Figure record listings

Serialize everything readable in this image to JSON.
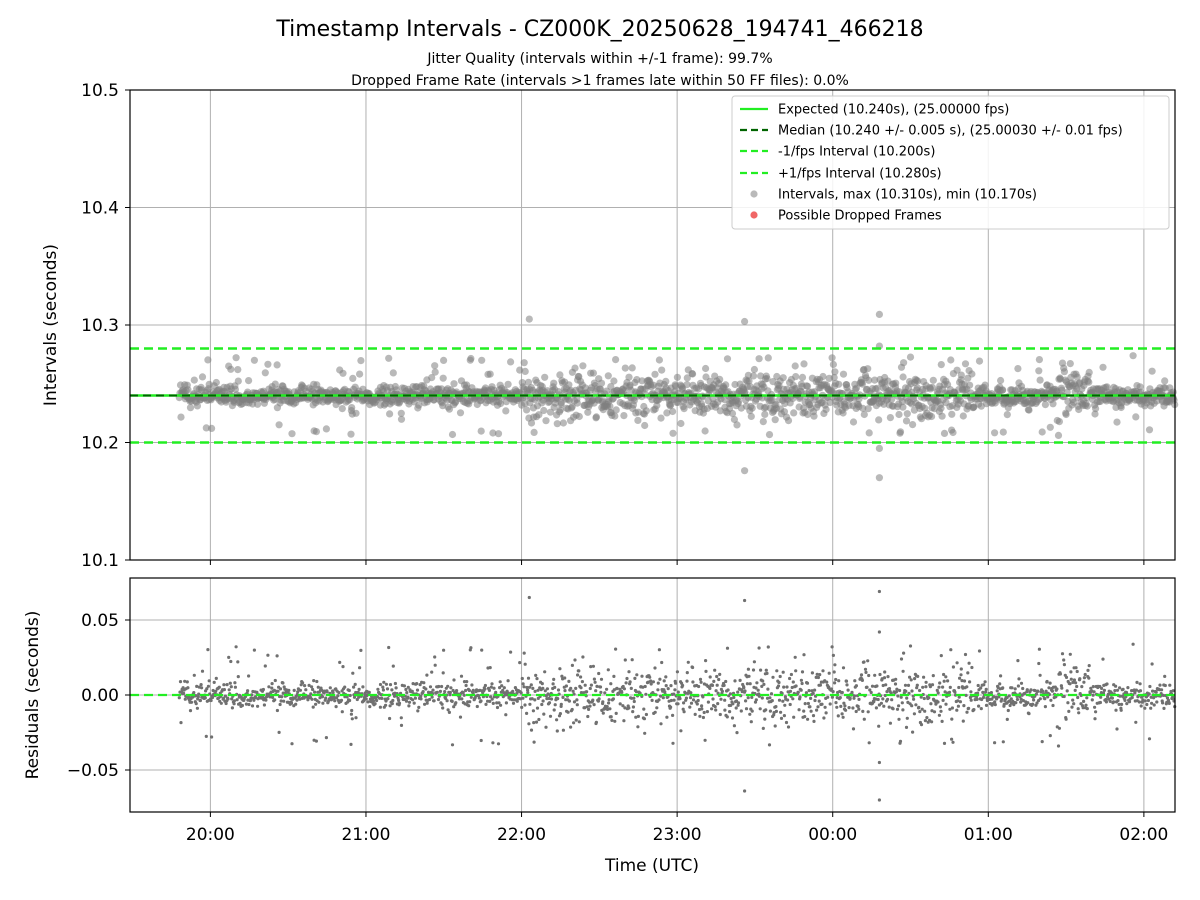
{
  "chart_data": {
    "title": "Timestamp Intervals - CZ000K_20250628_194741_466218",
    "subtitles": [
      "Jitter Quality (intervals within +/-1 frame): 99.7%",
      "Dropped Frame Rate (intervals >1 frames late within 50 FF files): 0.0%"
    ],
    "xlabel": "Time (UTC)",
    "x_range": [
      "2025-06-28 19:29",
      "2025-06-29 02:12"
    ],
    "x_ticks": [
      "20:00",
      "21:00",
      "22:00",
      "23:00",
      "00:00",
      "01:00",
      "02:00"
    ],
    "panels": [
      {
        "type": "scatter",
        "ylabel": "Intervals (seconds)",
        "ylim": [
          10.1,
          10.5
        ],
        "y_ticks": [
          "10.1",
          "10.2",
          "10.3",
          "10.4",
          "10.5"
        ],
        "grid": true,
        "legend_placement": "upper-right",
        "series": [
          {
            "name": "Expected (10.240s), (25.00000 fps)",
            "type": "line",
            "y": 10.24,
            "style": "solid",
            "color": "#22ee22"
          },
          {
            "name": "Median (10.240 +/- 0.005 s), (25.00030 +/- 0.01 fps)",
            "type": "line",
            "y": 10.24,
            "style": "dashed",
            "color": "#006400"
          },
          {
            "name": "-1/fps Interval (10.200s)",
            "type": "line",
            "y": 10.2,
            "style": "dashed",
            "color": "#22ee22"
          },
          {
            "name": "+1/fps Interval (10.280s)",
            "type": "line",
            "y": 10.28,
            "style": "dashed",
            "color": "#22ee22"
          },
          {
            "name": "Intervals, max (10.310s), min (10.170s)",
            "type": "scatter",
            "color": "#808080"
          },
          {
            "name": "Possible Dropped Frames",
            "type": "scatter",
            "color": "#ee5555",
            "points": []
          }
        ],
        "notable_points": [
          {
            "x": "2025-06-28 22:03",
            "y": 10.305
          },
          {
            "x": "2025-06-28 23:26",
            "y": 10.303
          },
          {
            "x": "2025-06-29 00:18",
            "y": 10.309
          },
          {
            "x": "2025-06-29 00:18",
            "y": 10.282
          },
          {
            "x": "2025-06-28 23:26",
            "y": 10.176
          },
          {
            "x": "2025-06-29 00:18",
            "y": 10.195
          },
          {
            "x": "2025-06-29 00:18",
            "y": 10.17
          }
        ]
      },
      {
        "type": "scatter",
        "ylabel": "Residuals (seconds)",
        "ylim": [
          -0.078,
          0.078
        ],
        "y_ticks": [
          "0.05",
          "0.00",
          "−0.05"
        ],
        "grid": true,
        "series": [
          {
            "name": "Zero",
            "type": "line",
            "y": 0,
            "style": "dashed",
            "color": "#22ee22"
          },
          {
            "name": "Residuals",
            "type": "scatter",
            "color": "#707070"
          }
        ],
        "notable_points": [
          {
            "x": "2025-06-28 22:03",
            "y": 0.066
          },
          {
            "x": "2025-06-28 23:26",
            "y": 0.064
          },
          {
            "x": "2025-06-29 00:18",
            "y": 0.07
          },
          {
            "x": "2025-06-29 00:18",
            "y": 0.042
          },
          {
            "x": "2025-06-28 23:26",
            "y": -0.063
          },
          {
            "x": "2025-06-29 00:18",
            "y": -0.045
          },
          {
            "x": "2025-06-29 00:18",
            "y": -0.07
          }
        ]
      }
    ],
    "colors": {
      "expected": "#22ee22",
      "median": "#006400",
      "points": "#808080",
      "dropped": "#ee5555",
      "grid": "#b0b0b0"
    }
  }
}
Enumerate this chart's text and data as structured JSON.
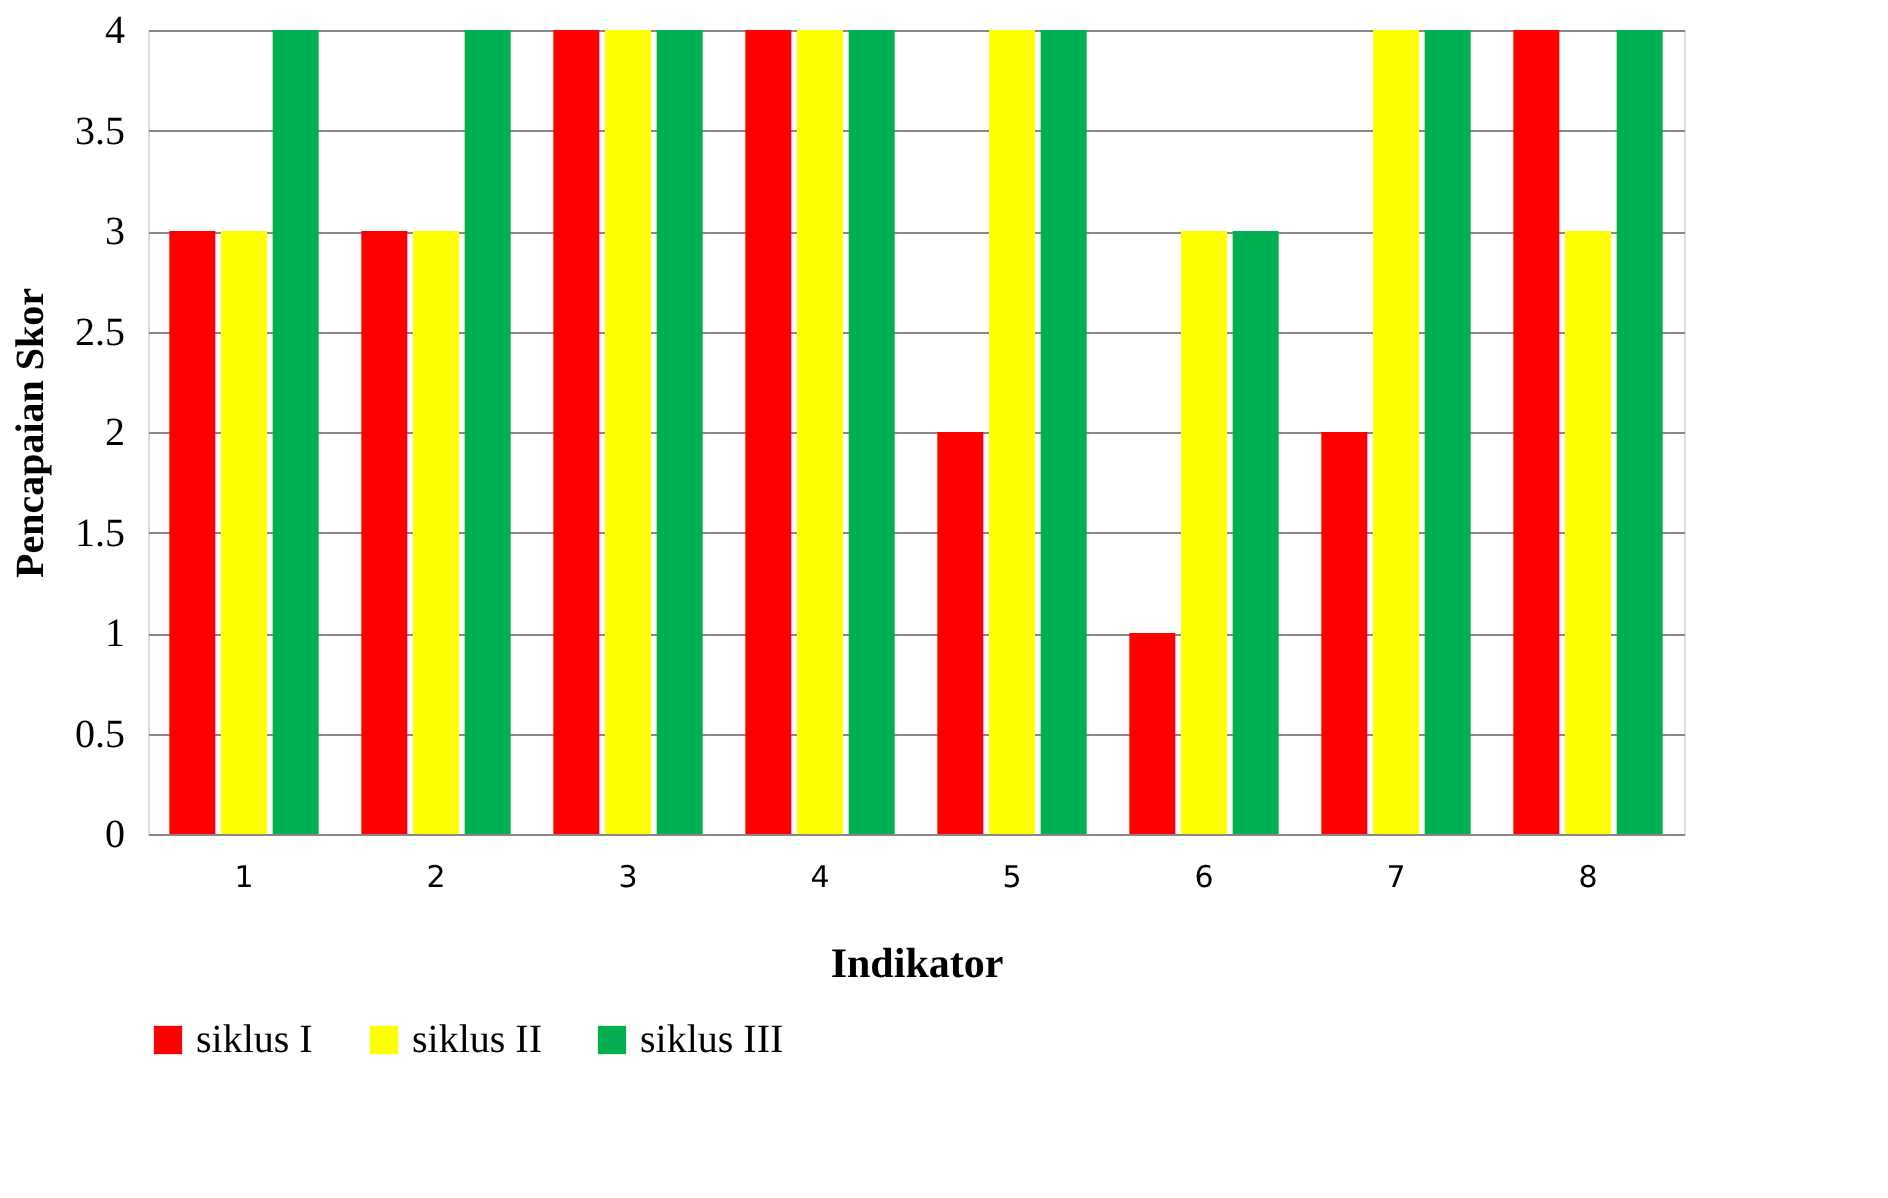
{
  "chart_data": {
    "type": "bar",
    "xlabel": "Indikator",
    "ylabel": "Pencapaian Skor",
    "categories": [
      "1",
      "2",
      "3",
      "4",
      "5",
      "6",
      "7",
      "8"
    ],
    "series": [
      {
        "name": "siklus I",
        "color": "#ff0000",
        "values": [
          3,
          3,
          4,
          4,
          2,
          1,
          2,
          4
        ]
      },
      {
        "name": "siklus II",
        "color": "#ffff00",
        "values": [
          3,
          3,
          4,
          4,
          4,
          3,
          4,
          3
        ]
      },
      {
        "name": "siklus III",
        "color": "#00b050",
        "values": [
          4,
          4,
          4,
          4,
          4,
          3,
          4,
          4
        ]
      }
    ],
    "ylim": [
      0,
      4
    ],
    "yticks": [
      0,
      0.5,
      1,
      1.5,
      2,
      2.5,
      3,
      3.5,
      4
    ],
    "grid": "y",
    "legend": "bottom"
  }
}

# Short exercise
Using the listing above, pull out all lines that hold the word "name".

# Exercise result
            "name": "Expected (10.240s), (25.00000 fps)",
            "name": "Median (10.240 +/- 0.005 s), (25.00030 +/- 0.01 fps)",
            "name": "-1/fps Interval (10.200s)",
            "name": "+1/fps Interval (10.280s)",
            "name": "Intervals, max (10.310s), min (10.170s)",
            "name": "Possible Dropped Frames",
            "name": "Zero",
            "name": "Residuals",
        "name": "siklus I",
        "name": "siklus II",
        "name": "siklus III",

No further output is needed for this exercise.